Check each line of the material below for "JSON", then copy the ones that contain it.

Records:
********************

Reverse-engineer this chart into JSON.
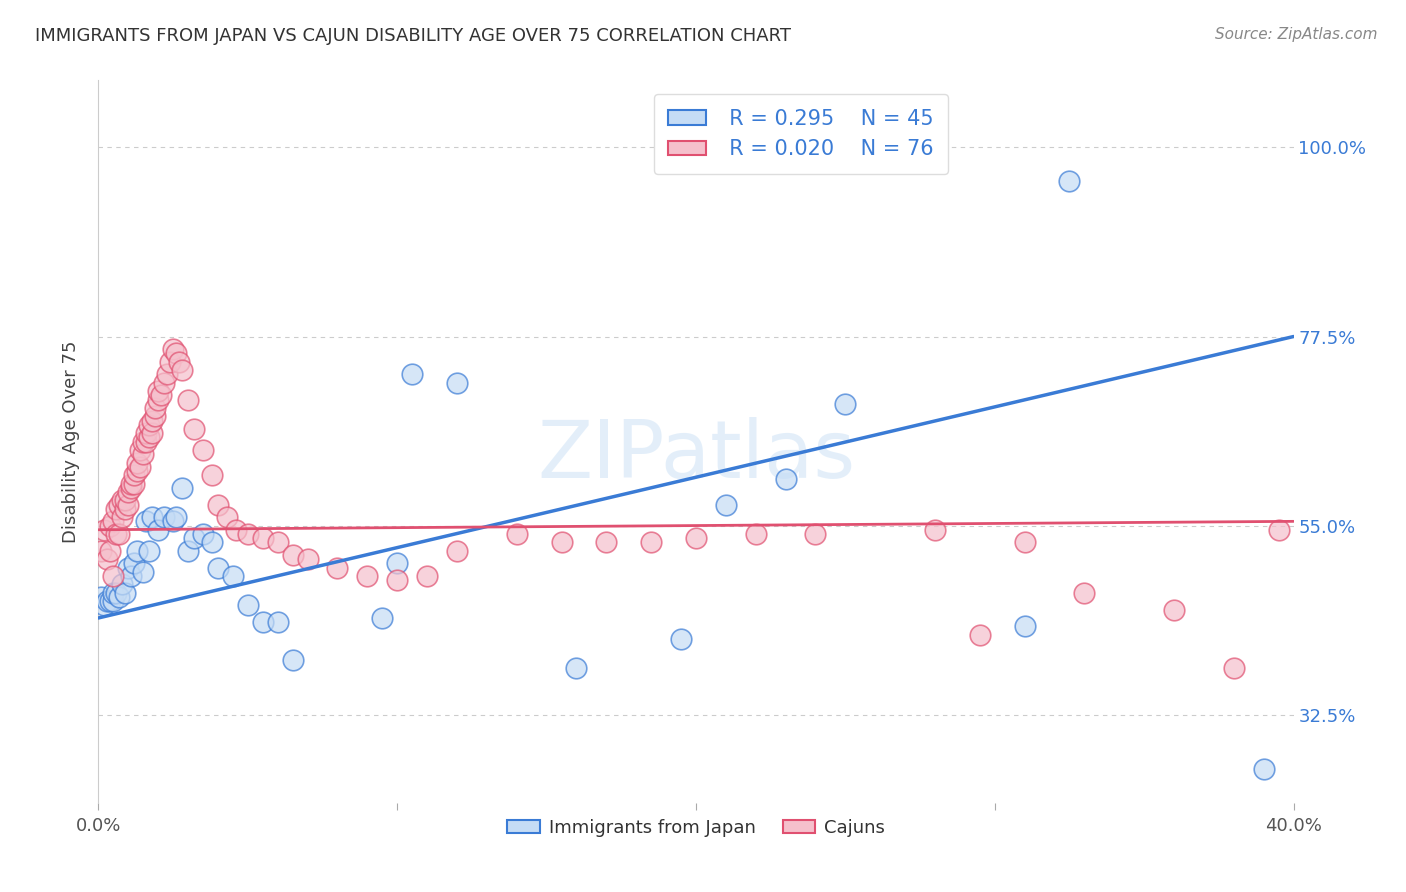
{
  "title": "IMMIGRANTS FROM JAPAN VS CAJUN DISABILITY AGE OVER 75 CORRELATION CHART",
  "source": "Source: ZipAtlas.com",
  "ylabel": "Disability Age Over 75",
  "legend_label1": "Immigrants from Japan",
  "legend_label2": "Cajuns",
  "legend_r1": "R = 0.295",
  "legend_n1": "N = 45",
  "legend_r2": "R = 0.020",
  "legend_n2": "N = 76",
  "color_blue": "#c5dcf5",
  "color_pink": "#f5c0cc",
  "line_color_blue": "#3a7bd5",
  "line_color_pink": "#e05070",
  "watermark": "ZIPatlas",
  "xmin": 0.0,
  "xmax": 0.4,
  "ymin": 0.22,
  "ymax": 1.08,
  "ytick_vals": [
    0.325,
    0.55,
    0.775,
    1.0
  ],
  "ytick_labels": [
    "32.5%",
    "55.0%",
    "77.5%",
    "100.0%"
  ],
  "blue_x": [
    0.001,
    0.002,
    0.003,
    0.004,
    0.005,
    0.005,
    0.006,
    0.007,
    0.008,
    0.009,
    0.01,
    0.011,
    0.012,
    0.013,
    0.015,
    0.016,
    0.017,
    0.018,
    0.02,
    0.022,
    0.025,
    0.026,
    0.028,
    0.03,
    0.032,
    0.035,
    0.038,
    0.04,
    0.045,
    0.05,
    0.055,
    0.06,
    0.065,
    0.095,
    0.1,
    0.105,
    0.12,
    0.16,
    0.195,
    0.21,
    0.23,
    0.25,
    0.31,
    0.325,
    0.39
  ],
  "blue_y": [
    0.465,
    0.455,
    0.46,
    0.46,
    0.46,
    0.47,
    0.47,
    0.465,
    0.48,
    0.47,
    0.5,
    0.49,
    0.505,
    0.52,
    0.495,
    0.555,
    0.52,
    0.56,
    0.545,
    0.56,
    0.555,
    0.56,
    0.595,
    0.52,
    0.535,
    0.54,
    0.53,
    0.5,
    0.49,
    0.455,
    0.435,
    0.435,
    0.39,
    0.44,
    0.505,
    0.73,
    0.72,
    0.38,
    0.415,
    0.575,
    0.605,
    0.695,
    0.43,
    0.96,
    0.26
  ],
  "pink_x": [
    0.001,
    0.002,
    0.003,
    0.004,
    0.004,
    0.005,
    0.005,
    0.006,
    0.006,
    0.007,
    0.007,
    0.008,
    0.008,
    0.009,
    0.009,
    0.01,
    0.01,
    0.011,
    0.011,
    0.012,
    0.012,
    0.013,
    0.013,
    0.014,
    0.014,
    0.015,
    0.015,
    0.016,
    0.016,
    0.017,
    0.017,
    0.018,
    0.018,
    0.019,
    0.019,
    0.02,
    0.02,
    0.021,
    0.022,
    0.023,
    0.024,
    0.025,
    0.026,
    0.027,
    0.028,
    0.03,
    0.032,
    0.035,
    0.038,
    0.04,
    0.043,
    0.046,
    0.05,
    0.055,
    0.06,
    0.065,
    0.07,
    0.08,
    0.09,
    0.1,
    0.11,
    0.12,
    0.14,
    0.155,
    0.17,
    0.185,
    0.2,
    0.22,
    0.24,
    0.28,
    0.295,
    0.31,
    0.33,
    0.36,
    0.38,
    0.395
  ],
  "pink_y": [
    0.52,
    0.545,
    0.51,
    0.52,
    0.55,
    0.49,
    0.555,
    0.54,
    0.57,
    0.54,
    0.575,
    0.56,
    0.58,
    0.57,
    0.58,
    0.575,
    0.59,
    0.595,
    0.6,
    0.6,
    0.61,
    0.615,
    0.625,
    0.62,
    0.64,
    0.635,
    0.65,
    0.65,
    0.66,
    0.655,
    0.67,
    0.66,
    0.675,
    0.68,
    0.69,
    0.7,
    0.71,
    0.705,
    0.72,
    0.73,
    0.745,
    0.76,
    0.755,
    0.745,
    0.735,
    0.7,
    0.665,
    0.64,
    0.61,
    0.575,
    0.56,
    0.545,
    0.54,
    0.535,
    0.53,
    0.515,
    0.51,
    0.5,
    0.49,
    0.485,
    0.49,
    0.52,
    0.54,
    0.53,
    0.53,
    0.53,
    0.535,
    0.54,
    0.54,
    0.545,
    0.42,
    0.53,
    0.47,
    0.45,
    0.38,
    0.545
  ],
  "blue_line_x0": 0.0,
  "blue_line_y0": 0.44,
  "blue_line_x1": 0.4,
  "blue_line_y1": 0.775,
  "pink_line_x0": 0.0,
  "pink_line_y0": 0.545,
  "pink_line_x1": 0.4,
  "pink_line_y1": 0.555
}
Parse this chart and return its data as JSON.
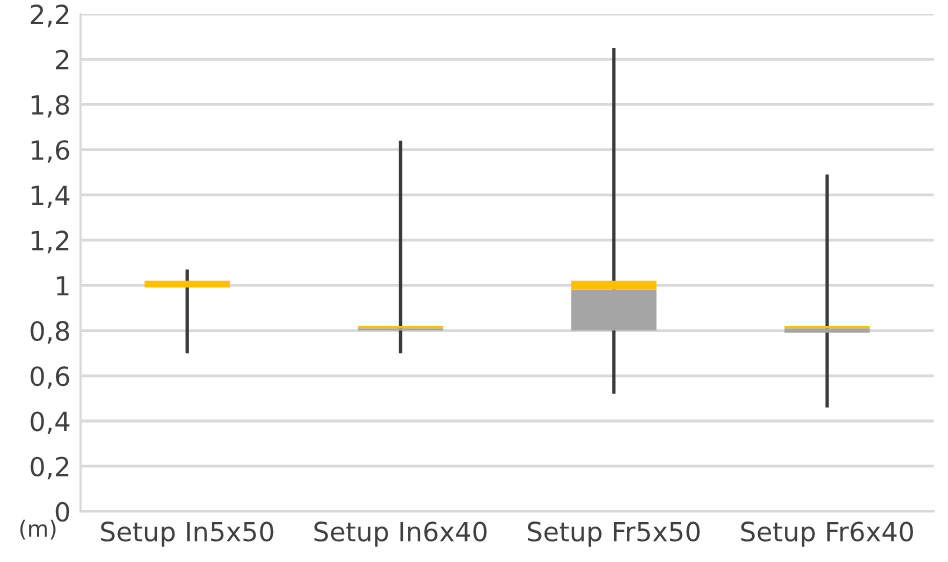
{
  "chart_data": {
    "type": "box",
    "ylabel": "(m)",
    "categories": [
      "Setup In5x50",
      "Setup In6x40",
      "Setup Fr5x50",
      "Setup Fr6x40"
    ],
    "boxes": [
      {
        "low": 0.7,
        "q1": 0.99,
        "median": 0.99,
        "q3": 1.02,
        "high": 1.07
      },
      {
        "low": 0.7,
        "q1": 0.8,
        "median": 0.81,
        "q3": 0.82,
        "high": 1.64
      },
      {
        "low": 0.52,
        "q1": 0.8,
        "median": 0.98,
        "q3": 1.02,
        "high": 2.05
      },
      {
        "low": 0.46,
        "q1": 0.79,
        "median": 0.81,
        "q3": 0.82,
        "high": 1.49
      }
    ],
    "colors": [
      "#ffc000",
      "#a5a5a5",
      "#a5a5a5",
      "#a5a5a5"
    ],
    "color": "#ffc000",
    "ylim": [
      0,
      2.2
    ],
    "yticks": [
      0,
      {
        "value": 0.2,
        "label": "0,2"
      },
      {
        "value": 0.4,
        "label": "0,4"
      },
      {
        "value": 0.6,
        "label": "0,6"
      },
      {
        "value": 0.8,
        "label": "0,8"
      },
      1,
      {
        "value": 1.2,
        "label": "1,2"
      },
      {
        "value": 1.4,
        "label": "1,4"
      },
      {
        "value": 1.6,
        "label": "1,6"
      },
      {
        "value": 1.8,
        "label": "1,8"
      },
      2,
      {
        "value": 2.2,
        "label": "2,2"
      }
    ],
    "grid": "y"
  }
}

********************

Task solution:
Reverse-engineer this chart into JSON.
Parse this chart and return its data as JSON.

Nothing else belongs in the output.